Recast every line of the records below as a Markdown table with the columns "Row" and "Record line". Number the rows in order and leave out blank lines.

START ITEMS

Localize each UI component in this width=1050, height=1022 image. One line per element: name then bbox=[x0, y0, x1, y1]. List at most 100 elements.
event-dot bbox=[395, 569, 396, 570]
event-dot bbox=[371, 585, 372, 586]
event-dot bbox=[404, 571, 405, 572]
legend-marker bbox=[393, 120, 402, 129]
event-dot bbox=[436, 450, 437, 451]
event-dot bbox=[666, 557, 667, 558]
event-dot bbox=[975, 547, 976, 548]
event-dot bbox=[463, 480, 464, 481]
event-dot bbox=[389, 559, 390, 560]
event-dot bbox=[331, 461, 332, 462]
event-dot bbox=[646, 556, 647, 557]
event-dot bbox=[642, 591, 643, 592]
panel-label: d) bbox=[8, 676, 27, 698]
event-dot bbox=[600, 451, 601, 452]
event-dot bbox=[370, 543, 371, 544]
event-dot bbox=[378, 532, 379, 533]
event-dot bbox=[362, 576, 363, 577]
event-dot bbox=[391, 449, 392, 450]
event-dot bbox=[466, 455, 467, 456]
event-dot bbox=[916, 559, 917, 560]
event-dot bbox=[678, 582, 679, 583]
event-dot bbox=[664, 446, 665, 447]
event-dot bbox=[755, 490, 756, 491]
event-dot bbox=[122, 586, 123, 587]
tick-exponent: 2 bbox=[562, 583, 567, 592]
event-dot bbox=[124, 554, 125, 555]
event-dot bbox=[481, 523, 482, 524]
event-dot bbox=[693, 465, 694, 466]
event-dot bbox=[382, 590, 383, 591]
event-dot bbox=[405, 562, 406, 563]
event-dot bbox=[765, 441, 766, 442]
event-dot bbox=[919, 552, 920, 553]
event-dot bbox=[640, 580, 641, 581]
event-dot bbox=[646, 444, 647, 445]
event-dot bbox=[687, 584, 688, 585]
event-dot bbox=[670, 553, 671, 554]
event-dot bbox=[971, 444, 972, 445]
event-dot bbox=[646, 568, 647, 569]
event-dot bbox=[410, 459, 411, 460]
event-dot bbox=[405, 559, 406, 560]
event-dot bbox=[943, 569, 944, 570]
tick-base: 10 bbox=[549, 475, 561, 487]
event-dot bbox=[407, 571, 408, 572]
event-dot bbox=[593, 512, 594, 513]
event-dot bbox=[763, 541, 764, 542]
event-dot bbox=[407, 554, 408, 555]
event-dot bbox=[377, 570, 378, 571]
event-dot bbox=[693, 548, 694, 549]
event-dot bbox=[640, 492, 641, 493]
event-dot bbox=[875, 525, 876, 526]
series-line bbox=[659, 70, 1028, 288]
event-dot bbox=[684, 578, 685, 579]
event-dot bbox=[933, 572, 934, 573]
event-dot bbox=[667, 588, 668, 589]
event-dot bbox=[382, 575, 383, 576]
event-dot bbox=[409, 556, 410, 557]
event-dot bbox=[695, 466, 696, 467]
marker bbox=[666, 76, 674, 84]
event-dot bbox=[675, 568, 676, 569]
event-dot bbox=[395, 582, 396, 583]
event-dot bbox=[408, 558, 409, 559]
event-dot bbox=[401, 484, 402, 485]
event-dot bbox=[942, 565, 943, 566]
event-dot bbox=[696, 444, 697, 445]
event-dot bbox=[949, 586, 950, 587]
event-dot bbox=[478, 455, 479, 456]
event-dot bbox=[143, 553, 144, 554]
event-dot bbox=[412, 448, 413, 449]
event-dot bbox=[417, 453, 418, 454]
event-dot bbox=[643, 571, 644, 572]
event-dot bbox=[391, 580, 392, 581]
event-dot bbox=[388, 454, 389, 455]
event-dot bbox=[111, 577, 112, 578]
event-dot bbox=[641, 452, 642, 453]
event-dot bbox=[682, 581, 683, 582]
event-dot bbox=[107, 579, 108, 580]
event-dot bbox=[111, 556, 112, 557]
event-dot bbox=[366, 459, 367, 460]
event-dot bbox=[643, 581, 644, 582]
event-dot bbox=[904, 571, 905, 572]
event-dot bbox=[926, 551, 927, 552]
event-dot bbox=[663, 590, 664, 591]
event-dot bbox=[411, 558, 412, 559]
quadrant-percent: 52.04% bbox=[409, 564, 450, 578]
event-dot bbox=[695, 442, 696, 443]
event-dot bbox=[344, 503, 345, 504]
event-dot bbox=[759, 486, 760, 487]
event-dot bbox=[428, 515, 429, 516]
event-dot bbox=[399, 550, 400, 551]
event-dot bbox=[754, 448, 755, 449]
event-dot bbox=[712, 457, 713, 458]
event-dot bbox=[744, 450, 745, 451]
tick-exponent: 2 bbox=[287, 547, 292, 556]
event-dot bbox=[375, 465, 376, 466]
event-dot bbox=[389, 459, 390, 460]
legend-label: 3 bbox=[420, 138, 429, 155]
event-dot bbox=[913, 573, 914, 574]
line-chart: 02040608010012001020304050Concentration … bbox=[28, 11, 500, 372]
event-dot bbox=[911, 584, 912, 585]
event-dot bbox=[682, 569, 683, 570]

END ITEMS

EXERCISE RESULT:
| Row | Record line |
|---|---|
| 1 | Localize each UI component in this width=1050, height=1022 image. One line per element: name then bbox=[x0, y0, x1, y1]. List at most 100 elements. |
| 2 | event-dot bbox=[395, 569, 396, 570] |
| 3 | event-dot bbox=[371, 585, 372, 586] |
| 4 | event-dot bbox=[404, 571, 405, 572] |
| 5 | legend-marker bbox=[393, 120, 402, 129] |
| 6 | event-dot bbox=[436, 450, 437, 451] |
| 7 | event-dot bbox=[666, 557, 667, 558] |
| 8 | event-dot bbox=[975, 547, 976, 548] |
| 9 | event-dot bbox=[463, 480, 464, 481] |
| 10 | event-dot bbox=[389, 559, 390, 560] |
| 11 | event-dot bbox=[331, 461, 332, 462] |
| 12 | event-dot bbox=[646, 556, 647, 557] |
| 13 | event-dot bbox=[642, 591, 643, 592] |
| 14 | panel-label: d) bbox=[8, 676, 27, 698] |
| 15 | event-dot bbox=[600, 451, 601, 452] |
| 16 | event-dot bbox=[370, 543, 371, 544] |
| 17 | event-dot bbox=[378, 532, 379, 533] |
| 18 | event-dot bbox=[362, 576, 363, 577] |
| 19 | event-dot bbox=[391, 449, 392, 450] |
| 20 | event-dot bbox=[466, 455, 467, 456] |
| 21 | event-dot bbox=[916, 559, 917, 560] |
| 22 | event-dot bbox=[678, 582, 679, 583] |
| 23 | event-dot bbox=[664, 446, 665, 447] |
| 24 | event-dot bbox=[755, 490, 756, 491] |
| 25 | event-dot bbox=[122, 586, 123, 587] |
| 26 | tick-exponent: 2 bbox=[562, 583, 567, 592] |
| 27 | event-dot bbox=[124, 554, 125, 555] |
| 28 | event-dot bbox=[481, 523, 482, 524] |
| 29 | event-dot bbox=[693, 465, 694, 466] |
| 30 | event-dot bbox=[382, 590, 383, 591] |
| 31 | event-dot bbox=[405, 562, 406, 563] |
| 32 | event-dot bbox=[765, 441, 766, 442] |
| 33 | event-dot bbox=[919, 552, 920, 553] |
| 34 | event-dot bbox=[640, 580, 641, 581] |
| 35 | event-dot bbox=[646, 444, 647, 445] |
| 36 | event-dot bbox=[687, 584, 688, 585] |
| 37 | event-dot bbox=[670, 553, 671, 554] |
| 38 | event-dot bbox=[971, 444, 972, 445] |
| 39 | event-dot bbox=[646, 568, 647, 569] |
| 40 | event-dot bbox=[410, 459, 411, 460] |
| 41 | event-dot bbox=[405, 559, 406, 560] |
| 42 | event-dot bbox=[943, 569, 944, 570] |
| 43 | tick-base: 10 bbox=[549, 475, 561, 487] |
| 44 | event-dot bbox=[407, 571, 408, 572] |
| 45 | event-dot bbox=[593, 512, 594, 513] |
| 46 | event-dot bbox=[763, 541, 764, 542] |
| 47 | event-dot bbox=[407, 554, 408, 555] |
| 48 | event-dot bbox=[377, 570, 378, 571] |
| 49 | event-dot bbox=[693, 548, 694, 549] |
| 50 | event-dot bbox=[640, 492, 641, 493] |
| 51 | event-dot bbox=[875, 525, 876, 526] |
| 52 | series-line bbox=[659, 70, 1028, 288] |
| 53 | event-dot bbox=[684, 578, 685, 579] |
| 54 | event-dot bbox=[933, 572, 934, 573] |
| 55 | event-dot bbox=[667, 588, 668, 589] |
| 56 | event-dot bbox=[382, 575, 383, 576] |
| 57 | event-dot bbox=[409, 556, 410, 557] |
| 58 | event-dot bbox=[695, 466, 696, 467] |
| 59 | marker bbox=[666, 76, 674, 84] |
| 60 | event-dot bbox=[675, 568, 676, 569] |
| 61 | event-dot bbox=[395, 582, 396, 583] |
| 62 | event-dot bbox=[408, 558, 409, 559] |
| 63 | event-dot bbox=[401, 484, 402, 485] |
| 64 | event-dot bbox=[942, 565, 943, 566] |
| 65 | event-dot bbox=[696, 444, 697, 445] |
| 66 | event-dot bbox=[949, 586, 950, 587] |
| 67 | event-dot bbox=[478, 455, 479, 456] |
| 68 | event-dot bbox=[143, 553, 144, 554] |
| 69 | event-dot bbox=[412, 448, 413, 449] |
| 70 | event-dot bbox=[417, 453, 418, 454] |
| 71 | event-dot bbox=[643, 571, 644, 572] |
| 72 | event-dot bbox=[391, 580, 392, 581] |
| 73 | event-dot bbox=[388, 454, 389, 455] |
| 74 | event-dot bbox=[111, 577, 112, 578] |
| 75 | event-dot bbox=[641, 452, 642, 453] |
| 76 | event-dot bbox=[682, 581, 683, 582] |
| 77 | event-dot bbox=[107, 579, 108, 580] |
| 78 | event-dot bbox=[111, 556, 112, 557] |
| 79 | event-dot bbox=[366, 459, 367, 460] |
| 80 | event-dot bbox=[643, 581, 644, 582] |
| 81 | event-dot bbox=[904, 571, 905, 572] |
| 82 | event-dot bbox=[926, 551, 927, 552] |
| 83 | event-dot bbox=[663, 590, 664, 591] |
| 84 | event-dot bbox=[411, 558, 412, 559] |
| 85 | quadrant-percent: 52.04% bbox=[409, 564, 450, 578] |
| 86 | event-dot bbox=[695, 442, 696, 443] |
| 87 | event-dot bbox=[344, 503, 345, 504] |
| 88 | event-dot bbox=[759, 486, 760, 487] |
| 89 | event-dot bbox=[428, 515, 429, 516] |
| 90 | event-dot bbox=[399, 550, 400, 551] |
| 91 | event-dot bbox=[754, 448, 755, 449] |
| 92 | event-dot bbox=[712, 457, 713, 458] |
| 93 | event-dot bbox=[744, 450, 745, 451] |
| 94 | tick-exponent: 2 bbox=[287, 547, 292, 556] |
| 95 | event-dot bbox=[375, 465, 376, 466] |
| 96 | event-dot bbox=[389, 459, 390, 460] |
| 97 | legend-label: 3 bbox=[420, 138, 429, 155] |
| 98 | event-dot bbox=[913, 573, 914, 574] |
| 99 | line-chart: 02040608010012001020304050Concentration … bbox=[28, 11, 500, 372] |
| 100 | event-dot bbox=[911, 584, 912, 585] |
| 101 | event-dot bbox=[682, 569, 683, 570] |